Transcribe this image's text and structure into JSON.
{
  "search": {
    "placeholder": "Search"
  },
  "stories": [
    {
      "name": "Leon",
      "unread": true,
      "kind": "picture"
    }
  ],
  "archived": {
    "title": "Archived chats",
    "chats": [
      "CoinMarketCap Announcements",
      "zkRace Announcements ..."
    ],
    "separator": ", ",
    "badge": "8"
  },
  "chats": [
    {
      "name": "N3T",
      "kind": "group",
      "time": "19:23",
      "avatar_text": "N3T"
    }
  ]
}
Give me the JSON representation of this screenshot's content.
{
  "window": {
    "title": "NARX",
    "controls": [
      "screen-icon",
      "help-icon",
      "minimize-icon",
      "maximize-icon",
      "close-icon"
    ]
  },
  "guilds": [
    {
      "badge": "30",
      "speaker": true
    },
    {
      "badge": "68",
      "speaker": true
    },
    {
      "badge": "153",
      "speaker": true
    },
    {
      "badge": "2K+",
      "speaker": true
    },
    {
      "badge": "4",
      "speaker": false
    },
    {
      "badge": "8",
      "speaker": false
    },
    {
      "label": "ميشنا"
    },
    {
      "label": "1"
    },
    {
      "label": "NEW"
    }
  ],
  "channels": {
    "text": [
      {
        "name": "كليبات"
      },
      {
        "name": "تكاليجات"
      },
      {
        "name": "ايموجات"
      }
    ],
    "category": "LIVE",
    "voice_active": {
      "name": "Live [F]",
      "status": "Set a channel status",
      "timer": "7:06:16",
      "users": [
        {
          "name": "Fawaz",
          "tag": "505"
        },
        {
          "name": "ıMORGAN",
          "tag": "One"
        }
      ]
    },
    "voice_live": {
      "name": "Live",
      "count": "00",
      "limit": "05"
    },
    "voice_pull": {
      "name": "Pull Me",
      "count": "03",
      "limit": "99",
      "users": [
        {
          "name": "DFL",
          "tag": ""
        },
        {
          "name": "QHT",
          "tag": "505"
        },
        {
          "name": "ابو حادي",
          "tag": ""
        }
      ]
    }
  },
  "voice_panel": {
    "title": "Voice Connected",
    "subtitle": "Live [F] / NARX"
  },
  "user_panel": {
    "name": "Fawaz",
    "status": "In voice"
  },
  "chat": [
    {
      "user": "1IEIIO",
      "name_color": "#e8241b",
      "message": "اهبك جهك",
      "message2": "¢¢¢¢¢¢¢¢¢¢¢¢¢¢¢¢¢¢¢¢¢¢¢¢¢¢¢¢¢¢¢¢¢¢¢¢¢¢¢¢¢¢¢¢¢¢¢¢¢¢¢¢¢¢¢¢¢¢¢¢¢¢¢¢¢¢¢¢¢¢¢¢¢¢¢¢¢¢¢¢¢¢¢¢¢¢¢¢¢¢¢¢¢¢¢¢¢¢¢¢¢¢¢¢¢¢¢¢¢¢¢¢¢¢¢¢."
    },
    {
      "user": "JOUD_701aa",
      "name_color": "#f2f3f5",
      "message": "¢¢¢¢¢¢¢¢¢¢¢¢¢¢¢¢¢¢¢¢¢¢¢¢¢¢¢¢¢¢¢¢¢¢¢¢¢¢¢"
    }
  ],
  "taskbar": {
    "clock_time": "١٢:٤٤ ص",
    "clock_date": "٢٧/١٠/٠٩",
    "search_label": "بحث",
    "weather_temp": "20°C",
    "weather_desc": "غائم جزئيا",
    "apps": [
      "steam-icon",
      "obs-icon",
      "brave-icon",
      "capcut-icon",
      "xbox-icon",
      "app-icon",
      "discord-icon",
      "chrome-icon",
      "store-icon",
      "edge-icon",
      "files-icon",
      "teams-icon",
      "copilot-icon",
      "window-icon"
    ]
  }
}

Request => Extract all of the data shown above without alteration.

Result =>
Transcribe this image's text and structure into JSON.
{
  "search": {
    "placeholder": "Search"
  },
  "stories": [
    {
      "name": "Leon",
      "unread": true,
      "kind": "picture"
    }
  ],
  "archived": {
    "title": "Archived chats",
    "chats": [
      "CoinMarketCap Announcements",
      "zkRace Announcements ..."
    ],
    "separator": ", ",
    "badge": "8"
  },
  "chats": [
    {
      "name": "N3T",
      "kind": "group",
      "time": "19:23",
      "avatar_text": "N3T"
    }
  ]
}
Give me the JSON representation of this screenshot's content.
{
  "window": {
    "title": "NARX",
    "controls": [
      "screen-icon",
      "help-icon",
      "minimize-icon",
      "maximize-icon",
      "close-icon"
    ]
  },
  "guilds": [
    {
      "badge": "30",
      "speaker": true
    },
    {
      "badge": "68",
      "speaker": true
    },
    {
      "badge": "153",
      "speaker": true
    },
    {
      "badge": "2K+",
      "speaker": true
    },
    {
      "badge": "4",
      "speaker": false
    },
    {
      "badge": "8",
      "speaker": false
    },
    {
      "label": "ميشنا"
    },
    {
      "label": "1"
    },
    {
      "label": "NEW"
    }
  ],
  "channels": {
    "text": [
      {
        "name": "كليبات"
      },
      {
        "name": "تكاليجات"
      },
      {
        "name": "ايموجات"
      }
    ],
    "category": "LIVE",
    "voice_active": {
      "name": "Live [F]",
      "status": "Set a channel status",
      "timer": "7:06:16",
      "users": [
        {
          "name": "Fawaz",
          "tag": "505"
        },
        {
          "name": "ıMORGAN",
          "tag": "One"
        }
      ]
    },
    "voice_live": {
      "name": "Live",
      "count": "00",
      "limit": "05"
    },
    "voice_pull": {
      "name": "Pull Me",
      "count": "03",
      "limit": "99",
      "users": [
        {
          "name": "DFL",
          "tag": ""
        },
        {
          "name": "QHT",
          "tag": "505"
        },
        {
          "name": "ابو حادي",
          "tag": ""
        }
      ]
    }
  },
  "voice_panel": {
    "title": "Voice Connected",
    "subtitle": "Live [F] / NARX"
  },
  "user_panel": {
    "name": "Fawaz",
    "status": "In voice"
  },
  "chat": [
    {
      "user": "1IEIIO",
      "name_color": "#e8241b",
      "message": "اهبك جهك",
      "message2": "¢¢¢¢¢¢¢¢¢¢¢¢¢¢¢¢¢¢¢¢¢¢¢¢¢¢¢¢¢¢¢¢¢¢¢¢¢¢¢¢¢¢¢¢¢¢¢¢¢¢¢¢¢¢¢¢¢¢¢¢¢¢¢¢¢¢¢¢¢¢¢¢¢¢¢¢¢¢¢¢¢¢¢¢¢¢¢¢¢¢¢¢¢¢¢¢¢¢¢¢¢¢¢¢¢¢¢¢¢¢¢¢¢¢¢¢."
    },
    {
      "user": "JOUD_701aa",
      "name_color": "#f2f3f5",
      "message": "¢¢¢¢¢¢¢¢¢¢¢¢¢¢¢¢¢¢¢¢¢¢¢¢¢¢¢¢¢¢¢¢¢¢¢¢¢¢¢"
    }
  ],
  "taskbar": {
    "clock_time": "١٢:٤٤ ص",
    "clock_date": "٢٧/١٠/٠٩",
    "search_label": "بحث",
    "weather_temp": "20°C",
    "weather_desc": "غائم جزئيا",
    "apps": [
      "steam-icon",
      "obs-icon",
      "brave-icon",
      "capcut-icon",
      "xbox-icon",
      "app-icon",
      "discord-icon",
      "chrome-icon",
      "store-icon",
      "edge-icon",
      "files-icon",
      "teams-icon",
      "copilot-icon",
      "window-icon"
    ]
  }
}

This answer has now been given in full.